──────── Information provided
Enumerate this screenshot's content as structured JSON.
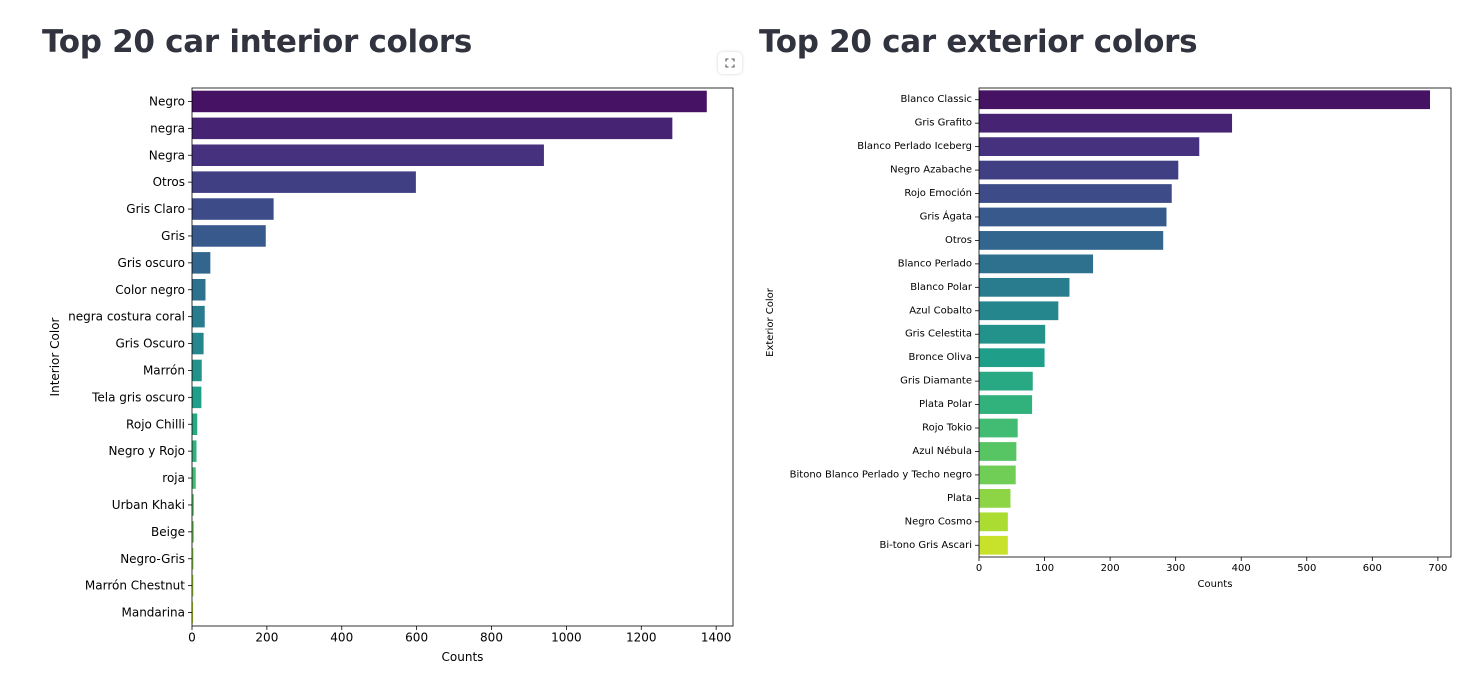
{
  "icons": {
    "fullscreen": "fullscreen-expand-icon"
  },
  "chart_data": [
    {
      "type": "bar",
      "orientation": "horizontal",
      "title": "Top 20 car interior colors",
      "xlabel": "Counts",
      "ylabel": "Interior Color",
      "xlim": [
        0,
        1445
      ],
      "xticks": [
        0,
        200,
        400,
        600,
        800,
        1000,
        1200,
        1400
      ],
      "grid": false,
      "palette": "viridis",
      "categories": [
        "Negro",
        "negra",
        "Negra",
        "Otros",
        "Gris Claro",
        "Gris",
        "Gris oscuro",
        "Color negro",
        "negra costura coral",
        "Gris Oscuro",
        "Marrón",
        "Tela gris oscuro",
        "Rojo Chilli",
        "Negro y Rojo",
        "roja",
        "Urban Khaki",
        "Beige",
        "Negro-Gris",
        "Marrón Chestnut",
        "Mandarina"
      ],
      "values": [
        1375,
        1283,
        940,
        598,
        218,
        197,
        49,
        36,
        34,
        31,
        26,
        25,
        14,
        12,
        10,
        5,
        5,
        4,
        4,
        3
      ]
    },
    {
      "type": "bar",
      "orientation": "horizontal",
      "title": "Top 20 car exterior colors",
      "xlabel": "Counts",
      "ylabel": "Exterior Color",
      "xlim": [
        0,
        720
      ],
      "xticks": [
        0,
        100,
        200,
        300,
        400,
        500,
        600,
        700
      ],
      "grid": false,
      "palette": "viridis",
      "categories": [
        "Blanco Classic",
        "Gris Grafito",
        "Blanco Perlado Iceberg",
        "Negro Azabache",
        "Rojo Emoción",
        "Gris Ágata",
        "Otros",
        "Blanco Perlado",
        "Blanco Polar",
        "Azul Cobalto",
        "Gris Celestita",
        "Bronce Oliva",
        "Gris Diamante",
        "Plata Polar",
        "Rojo Tokio",
        "Azul Nébula",
        "Bitono Blanco Perlado y Techo negro",
        "Plata",
        "Negro Cosmo",
        "Bi-tono Gris Ascari"
      ],
      "values": [
        688,
        386,
        336,
        304,
        294,
        286,
        281,
        174,
        138,
        121,
        101,
        100,
        82,
        81,
        59,
        57,
        56,
        48,
        44,
        44
      ]
    }
  ]
}
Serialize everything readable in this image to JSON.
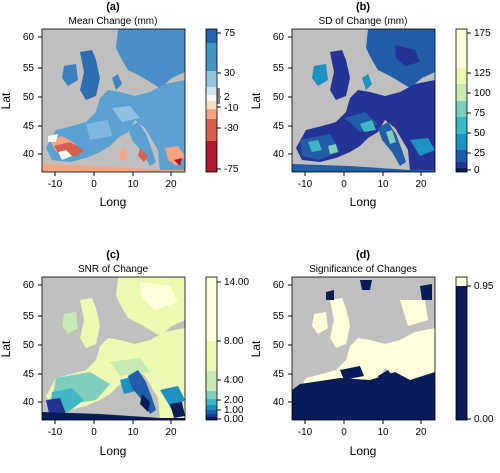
────────────────
_What you are asked to do_.
Quote every line word for word and keep the images out of the copy.

_Reply_.
Enumerate this screenshot's content as structured JSON.
{
  "icons": {
    "fullscreen": "fullscreen-expand-icon"
  },
  "chart_data": [
    {
      "type": "bar",
      "orientation": "horizontal",
      "title": "Top 20 car interior colors",
      "xlabel": "Counts",
      "ylabel": "Interior Color",
      "xlim": [
        0,
        1445
      ],
      "xticks": [
        0,
        200,
        400,
        600,
        800,
        1000,
        1200,
        1400
      ],
      "grid": false,
      "palette": "viridis",
      "categories": [
        "Negro",
        "negra",
        "Negra",
        "Otros",
        "Gris Claro",
        "Gris",
        "Gris oscuro",
        "Color negro",
        "negra costura coral",
        "Gris Oscuro",
        "Marrón",
        "Tela gris oscuro",
        "Rojo Chilli",
        "Negro y Rojo",
        "roja",
        "Urban Khaki",
        "Beige",
        "Negro-Gris",
        "Marrón Chestnut",
        "Mandarina"
      ],
      "values": [
        1375,
        1283,
        940,
        598,
        218,
        197,
        49,
        36,
        34,
        31,
        26,
        25,
        14,
        12,
        10,
        5,
        5,
        4,
        4,
        3
      ]
    },
    {
      "type": "bar",
      "orientation": "horizontal",
      "title": "Top 20 car exterior colors",
      "xlabel": "Counts",
      "ylabel": "Exterior Color",
      "xlim": [
        0,
        720
      ],
      "xticks": [
        0,
        100,
        200,
        300,
        400,
        500,
        600,
        700
      ],
      "grid": false,
      "palette": "viridis",
      "categories": [
        "Blanco Classic",
        "Gris Grafito",
        "Blanco Perlado Iceberg",
        "Negro Azabache",
        "Rojo Emoción",
        "Gris Ágata",
        "Otros",
        "Blanco Perlado",
        "Blanco Polar",
        "Azul Cobalto",
        "Gris Celestita",
        "Bronce Oliva",
        "Gris Diamante",
        "Plata Polar",
        "Rojo Tokio",
        "Azul Nébula",
        "Bitono Blanco Perlado y Techo negro",
        "Plata",
        "Negro Cosmo",
        "Bi-tono Gris Ascari"
      ],
      "values": [
        688,
        386,
        336,
        304,
        294,
        286,
        281,
        174,
        138,
        121,
        101,
        100,
        82,
        81,
        59,
        57,
        56,
        48,
        44,
        44
      ]
    }
  ]
}
Serialize everything readable in this image to JSON.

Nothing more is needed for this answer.